### Provided data
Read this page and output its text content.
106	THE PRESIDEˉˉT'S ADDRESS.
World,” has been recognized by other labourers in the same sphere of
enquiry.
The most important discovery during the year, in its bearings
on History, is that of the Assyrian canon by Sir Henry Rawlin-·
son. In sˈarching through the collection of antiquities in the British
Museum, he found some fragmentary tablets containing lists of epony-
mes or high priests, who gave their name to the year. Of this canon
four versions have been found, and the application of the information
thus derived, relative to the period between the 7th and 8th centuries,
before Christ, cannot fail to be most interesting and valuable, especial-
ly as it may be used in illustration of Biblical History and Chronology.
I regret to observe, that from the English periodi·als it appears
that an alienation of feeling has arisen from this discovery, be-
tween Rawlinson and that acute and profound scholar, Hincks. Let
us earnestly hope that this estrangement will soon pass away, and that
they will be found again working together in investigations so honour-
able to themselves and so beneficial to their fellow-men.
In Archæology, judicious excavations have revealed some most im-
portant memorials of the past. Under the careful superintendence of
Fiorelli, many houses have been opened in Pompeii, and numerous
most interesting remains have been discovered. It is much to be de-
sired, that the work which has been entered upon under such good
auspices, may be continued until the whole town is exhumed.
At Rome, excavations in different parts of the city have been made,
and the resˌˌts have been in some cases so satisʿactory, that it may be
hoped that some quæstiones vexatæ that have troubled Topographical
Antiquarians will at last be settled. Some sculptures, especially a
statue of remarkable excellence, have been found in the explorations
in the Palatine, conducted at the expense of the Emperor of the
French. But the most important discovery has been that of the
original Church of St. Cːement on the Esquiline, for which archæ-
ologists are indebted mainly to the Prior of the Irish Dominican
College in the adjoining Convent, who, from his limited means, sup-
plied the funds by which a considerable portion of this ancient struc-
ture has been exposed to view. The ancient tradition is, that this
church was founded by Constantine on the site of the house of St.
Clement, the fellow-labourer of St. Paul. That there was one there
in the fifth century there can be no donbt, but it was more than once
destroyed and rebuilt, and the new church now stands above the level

### Task goal
Select every line in the material above where the string "will" occurs, and copy it.

### Response to this task
us earnestly hope that this estrangement will soon pass away, and that
they will be found again working together in investigations so honour-
Antiquarians will at last be settled. Some sculptures, especially a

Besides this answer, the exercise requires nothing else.